Element position data

☆ ☆ ☆ ☆ ☆

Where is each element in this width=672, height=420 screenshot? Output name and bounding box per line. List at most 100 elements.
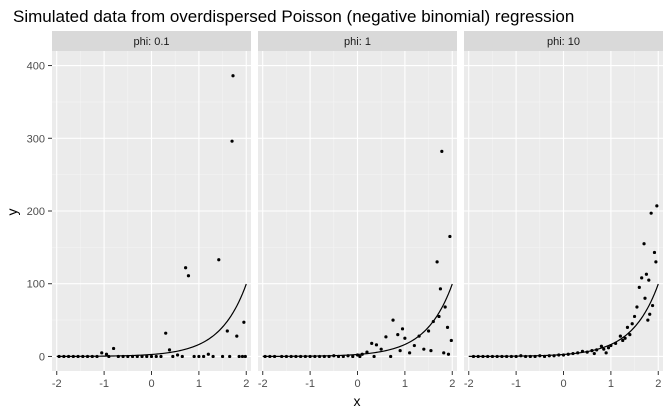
- x-tick-label: 1: [608, 378, 614, 390]
- data-point: [412, 343, 416, 348]
- data-point: [648, 312, 652, 316]
- data-point: [437, 314, 441, 319]
- data-point: [438, 287, 443, 291]
- data-point: [422, 347, 426, 351]
- data-point: [654, 260, 658, 264]
- data-point: [649, 211, 653, 215]
- facet-strip: [258, 31, 457, 51]
- data-point: [206, 352, 210, 356]
- data-point: [159, 354, 163, 359]
- data-point: [396, 333, 400, 337]
- data-point: [228, 354, 232, 359]
- facet-strip-label: phi: 0.1: [133, 36, 169, 48]
- data-point: [618, 334, 622, 338]
- data-point: [220, 354, 225, 359]
- data-point: [445, 325, 450, 329]
- data-point: [180, 354, 184, 359]
- data-point: [408, 351, 412, 355]
- x-tick-label: -2: [464, 378, 474, 390]
- data-point: [398, 349, 402, 353]
- data-point: [217, 258, 221, 262]
- data-point: [442, 351, 446, 355]
- y-tick-label: 300: [27, 133, 45, 145]
- data-point: [391, 318, 395, 322]
- data-point: [230, 139, 234, 143]
- data-point: [100, 351, 104, 355]
- data-point: [440, 149, 444, 153]
- data-point: [145, 354, 149, 359]
- data-point: [429, 349, 433, 353]
- data-point: [655, 204, 659, 208]
- x-tick-label: 2: [243, 378, 249, 390]
- data-point: [243, 354, 247, 359]
- x-tick-label: -2: [52, 378, 62, 390]
- x-tick-label: 1: [402, 378, 408, 390]
- data-point: [443, 305, 447, 309]
- facet-panel: phi: 1 -2 -1 0 1 2: [258, 31, 457, 390]
- facet-panel: phi: 0.1 -2 -1 0 1 2: [52, 31, 251, 390]
- data-point: [646, 318, 650, 322]
- data-point: [642, 242, 646, 246]
- x-tick-label: 2: [449, 378, 455, 390]
- data-point: [635, 305, 639, 309]
- data-point: [643, 296, 647, 300]
- data-point: [225, 329, 229, 333]
- data-point: [623, 336, 627, 340]
- x-tick-label: -1: [305, 378, 315, 390]
- facet-strip-label: phi: 1: [344, 36, 371, 48]
- data-point: [171, 354, 175, 359]
- data-point: [628, 333, 632, 337]
- y-tick-label: 100: [27, 279, 45, 291]
- data-point: [652, 250, 657, 255]
- x-tick-label: -1: [99, 378, 109, 390]
- data-point: [104, 352, 109, 356]
- data-point: [374, 343, 379, 347]
- x-tick-label: 0: [354, 378, 360, 390]
- data-point: [650, 303, 655, 308]
- data-point: [231, 74, 235, 78]
- facet-strip-label: phi: 10: [547, 36, 580, 48]
- data-point: [604, 351, 608, 355]
- data-point: [197, 354, 201, 359]
- data-point: [632, 314, 637, 319]
- data-point: [637, 285, 641, 289]
- data-point: [389, 354, 393, 359]
- data-point: [606, 346, 611, 350]
- data-point: [184, 266, 188, 270]
- x-tick-label: 0: [148, 378, 154, 390]
- data-point: [111, 346, 116, 351]
- data-point: [154, 354, 158, 359]
- data-point: [240, 354, 245, 359]
- data-point: [365, 350, 369, 354]
- data-point: [384, 335, 388, 339]
- data-point: [599, 344, 604, 348]
- fitted-curve: [56, 283, 247, 357]
- data-point: [372, 354, 376, 359]
- data-point: [400, 327, 405, 331]
- data-point: [644, 272, 649, 276]
- data-point: [630, 322, 634, 326]
- y-tick-label: 0: [39, 351, 45, 363]
- data-point: [403, 336, 407, 340]
- facet-panel: phi: 10 -2 -1 0 1 2: [464, 31, 663, 390]
- x-tick-label: -2: [258, 378, 268, 390]
- data-point: [602, 347, 606, 351]
- y-tick-label: 400: [27, 61, 45, 73]
- data-point: [192, 354, 196, 359]
- data-point: [592, 351, 596, 356]
- data-point: [379, 347, 383, 351]
- data-point: [449, 338, 453, 343]
- facet-strip: [464, 31, 663, 51]
- data-point: [186, 274, 191, 278]
- facets-layer: 0 100 200 300 400 phi: 0.1 -2 -1 0 1 2 phi: 1 -2 -1 0 1…: [27, 31, 663, 390]
- chart-title: Simulated data from overdispersed Poisso…: [13, 7, 574, 26]
- data-point: [435, 260, 439, 264]
- data-point: [149, 354, 154, 359]
- facet-strip: [52, 31, 251, 51]
- data-point: [237, 354, 241, 359]
- fitted-curve: [262, 283, 453, 357]
- data-point: [640, 276, 644, 280]
- data-point: [358, 354, 362, 359]
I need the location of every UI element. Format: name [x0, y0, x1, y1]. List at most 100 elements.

☆ ☆ ☆ ☆ ☆

Copy every line of the records above verbatim, leaving out the pictures.

Where is each element in this width=672, height=420 screenshot? Output name and bounding box per line. List at most 100 elements.
- x-tick-label: 1: [608, 378, 614, 390]
- data-point: [412, 343, 416, 348]
- data-point: [648, 312, 652, 316]
- data-point: [437, 314, 441, 319]
- data-point: [438, 287, 443, 291]
- data-point: [422, 347, 426, 351]
- data-point: [654, 260, 658, 264]
- data-point: [649, 211, 653, 215]
- facet-strip: [258, 31, 457, 51]
- data-point: [206, 352, 210, 356]
- data-point: [159, 354, 163, 359]
- data-point: [396, 333, 400, 337]
- data-point: [228, 354, 232, 359]
- facet-strip-label: phi: 0.1: [133, 36, 169, 48]
- data-point: [618, 334, 622, 338]
- data-point: [220, 354, 225, 359]
- data-point: [445, 325, 450, 329]
- data-point: [180, 354, 184, 359]
- data-point: [408, 351, 412, 355]
- x-tick-label: -2: [464, 378, 474, 390]
- data-point: [398, 349, 402, 353]
- data-point: [217, 258, 221, 262]
- data-point: [442, 351, 446, 355]
- y-tick-label: 300: [27, 133, 45, 145]
- data-point: [391, 318, 395, 322]
- data-point: [230, 139, 234, 143]
- data-point: [100, 351, 104, 355]
- data-point: [440, 149, 444, 153]
- data-point: [145, 354, 149, 359]
- data-point: [429, 349, 433, 353]
- data-point: [655, 204, 659, 208]
- x-tick-label: 2: [243, 378, 249, 390]
- data-point: [243, 354, 247, 359]
- x-tick-label: -2: [52, 378, 62, 390]
- x-tick-label: 1: [402, 378, 408, 390]
- data-point: [443, 305, 447, 309]
- facet-panel: phi: 1 -2 -1 0 1 2: [258, 31, 457, 390]
- facet-panel: phi: 0.1 -2 -1 0 1 2: [52, 31, 251, 390]
- data-point: [646, 318, 650, 322]
- data-point: [642, 242, 646, 246]
- x-tick-label: 2: [449, 378, 455, 390]
- data-point: [635, 305, 639, 309]
- data-point: [643, 296, 647, 300]
- data-point: [225, 329, 229, 333]
- data-point: [623, 336, 627, 340]
- x-tick-label: -1: [305, 378, 315, 390]
- facet-strip-label: phi: 1: [344, 36, 371, 48]
- data-point: [171, 354, 175, 359]
- data-point: [628, 333, 632, 337]
- y-tick-label: 100: [27, 279, 45, 291]
- data-point: [652, 250, 657, 255]
- x-tick-label: -1: [99, 378, 109, 390]
- data-point: [104, 352, 109, 356]
- data-point: [374, 343, 379, 347]
- x-tick-label: 0: [354, 378, 360, 390]
- data-point: [650, 303, 655, 308]
- data-point: [231, 74, 235, 78]
- facet-strip-label: phi: 10: [547, 36, 580, 48]
- data-point: [604, 351, 608, 355]
- data-point: [197, 354, 201, 359]
- data-point: [632, 314, 637, 319]
- data-point: [637, 285, 641, 289]
- data-point: [389, 354, 393, 359]
- data-point: [606, 346, 611, 350]
- data-point: [184, 266, 188, 270]
- x-tick-label: 0: [148, 378, 154, 390]
- data-point: [111, 346, 116, 351]
- data-point: [154, 354, 158, 359]
- data-point: [240, 354, 245, 359]
- data-point: [365, 350, 369, 354]
- data-point: [384, 335, 388, 339]
- data-point: [599, 344, 604, 348]
- fitted-curve: [56, 283, 247, 357]
- data-point: [372, 354, 376, 359]
- data-point: [400, 327, 405, 331]
- data-point: [644, 272, 649, 276]
- data-point: [630, 322, 634, 326]
- y-tick-label: 0: [39, 351, 45, 363]
- data-point: [403, 336, 407, 340]
- facet-panel: phi: 10 -2 -1 0 1 2: [464, 31, 663, 390]
- x-tick-label: -2: [258, 378, 268, 390]
- data-point: [602, 347, 606, 351]
- y-tick-label: 400: [27, 61, 45, 73]
- data-point: [192, 354, 196, 359]
- data-point: [592, 351, 596, 356]
- data-point: [379, 347, 383, 351]
- data-point: [449, 338, 453, 343]
- facet-strip: [464, 31, 663, 51]
- data-point: [186, 274, 191, 278]
- facets-layer: 0 100 200 300 400 phi: 0.1 -2 -1 0 1 2 phi: 1 -2 -1 0 1…: [27, 31, 663, 390]
- chart-title: Simulated data from overdispersed Poisso…: [13, 7, 574, 26]
- data-point: [435, 260, 439, 264]
- data-point: [149, 354, 154, 359]
- facet-strip: [52, 31, 251, 51]
- data-point: [237, 354, 241, 359]
- fitted-curve: [262, 283, 453, 357]
- data-point: [640, 276, 644, 280]
- data-point: [358, 354, 362, 359]
I need the location of every UI element. Format: name [x0, y0, x1, y1]. List at most 100 elements.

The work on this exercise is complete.